Start of Provided data

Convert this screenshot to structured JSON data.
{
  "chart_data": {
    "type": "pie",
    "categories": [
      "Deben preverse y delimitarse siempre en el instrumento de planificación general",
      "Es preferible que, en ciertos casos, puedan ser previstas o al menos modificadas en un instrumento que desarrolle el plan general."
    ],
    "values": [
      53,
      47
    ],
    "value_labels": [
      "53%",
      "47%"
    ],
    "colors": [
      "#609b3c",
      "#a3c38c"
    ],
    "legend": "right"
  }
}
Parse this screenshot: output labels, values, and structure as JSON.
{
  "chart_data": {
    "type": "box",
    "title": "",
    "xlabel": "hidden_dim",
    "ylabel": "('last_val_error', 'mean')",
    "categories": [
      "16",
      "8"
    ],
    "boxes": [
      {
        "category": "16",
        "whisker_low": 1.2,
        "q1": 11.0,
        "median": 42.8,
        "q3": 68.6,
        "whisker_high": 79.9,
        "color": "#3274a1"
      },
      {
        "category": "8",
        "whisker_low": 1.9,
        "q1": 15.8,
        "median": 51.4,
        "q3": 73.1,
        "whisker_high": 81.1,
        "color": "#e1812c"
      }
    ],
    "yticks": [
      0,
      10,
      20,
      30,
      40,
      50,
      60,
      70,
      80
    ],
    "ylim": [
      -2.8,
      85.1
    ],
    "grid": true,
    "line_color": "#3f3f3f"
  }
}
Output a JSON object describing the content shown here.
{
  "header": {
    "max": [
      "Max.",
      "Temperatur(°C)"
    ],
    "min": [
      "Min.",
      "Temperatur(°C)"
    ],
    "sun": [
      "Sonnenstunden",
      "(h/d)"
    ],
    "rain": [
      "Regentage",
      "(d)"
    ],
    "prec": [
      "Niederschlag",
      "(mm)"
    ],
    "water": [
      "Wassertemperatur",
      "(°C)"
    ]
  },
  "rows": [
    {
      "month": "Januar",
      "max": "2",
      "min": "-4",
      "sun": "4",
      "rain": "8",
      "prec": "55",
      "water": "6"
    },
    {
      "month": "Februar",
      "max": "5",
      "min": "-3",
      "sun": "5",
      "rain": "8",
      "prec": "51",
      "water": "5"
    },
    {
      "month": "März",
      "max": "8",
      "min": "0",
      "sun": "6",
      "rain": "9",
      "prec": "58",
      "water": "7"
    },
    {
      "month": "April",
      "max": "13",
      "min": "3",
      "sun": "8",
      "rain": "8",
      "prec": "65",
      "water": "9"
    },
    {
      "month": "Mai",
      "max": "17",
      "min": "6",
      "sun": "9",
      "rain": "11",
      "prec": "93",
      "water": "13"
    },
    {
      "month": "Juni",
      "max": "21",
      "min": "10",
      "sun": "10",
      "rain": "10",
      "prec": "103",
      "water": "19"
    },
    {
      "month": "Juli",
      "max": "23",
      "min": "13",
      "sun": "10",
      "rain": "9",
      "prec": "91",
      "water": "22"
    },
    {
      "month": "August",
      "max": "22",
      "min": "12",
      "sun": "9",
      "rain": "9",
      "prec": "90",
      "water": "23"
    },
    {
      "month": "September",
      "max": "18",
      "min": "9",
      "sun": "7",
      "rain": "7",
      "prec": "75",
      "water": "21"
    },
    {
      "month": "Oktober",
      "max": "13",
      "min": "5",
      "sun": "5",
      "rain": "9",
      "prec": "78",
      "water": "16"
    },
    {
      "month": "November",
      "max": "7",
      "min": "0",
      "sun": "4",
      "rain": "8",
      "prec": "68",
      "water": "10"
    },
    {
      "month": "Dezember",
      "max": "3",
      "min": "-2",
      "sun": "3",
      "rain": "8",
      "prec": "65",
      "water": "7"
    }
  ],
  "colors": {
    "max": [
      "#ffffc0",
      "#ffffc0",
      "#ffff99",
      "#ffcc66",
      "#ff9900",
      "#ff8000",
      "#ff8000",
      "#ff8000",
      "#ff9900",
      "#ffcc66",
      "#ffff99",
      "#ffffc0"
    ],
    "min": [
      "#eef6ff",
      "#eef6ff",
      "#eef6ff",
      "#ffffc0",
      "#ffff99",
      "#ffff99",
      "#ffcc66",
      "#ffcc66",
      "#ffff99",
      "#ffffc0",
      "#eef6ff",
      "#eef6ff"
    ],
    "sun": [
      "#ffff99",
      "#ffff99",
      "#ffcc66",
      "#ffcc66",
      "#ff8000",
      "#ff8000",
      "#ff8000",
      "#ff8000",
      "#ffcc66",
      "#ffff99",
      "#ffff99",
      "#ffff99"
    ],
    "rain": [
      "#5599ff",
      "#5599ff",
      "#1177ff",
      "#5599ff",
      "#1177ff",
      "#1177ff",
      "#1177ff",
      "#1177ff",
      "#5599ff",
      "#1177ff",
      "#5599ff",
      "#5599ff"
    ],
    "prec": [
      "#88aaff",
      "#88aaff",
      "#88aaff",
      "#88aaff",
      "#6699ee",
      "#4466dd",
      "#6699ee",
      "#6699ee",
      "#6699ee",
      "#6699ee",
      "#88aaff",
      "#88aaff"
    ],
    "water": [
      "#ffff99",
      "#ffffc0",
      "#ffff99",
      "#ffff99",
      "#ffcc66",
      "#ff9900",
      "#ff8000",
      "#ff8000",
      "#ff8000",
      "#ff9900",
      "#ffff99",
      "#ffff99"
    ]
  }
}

End of Provided data

# Task
In the records above, find each line holding "JSON" and copy it.

# Task solution
Convert this screenshot to structured JSON data.
Parse this screenshot: output labels, values, and structure as JSON.
Output a JSON object describing the content shown here.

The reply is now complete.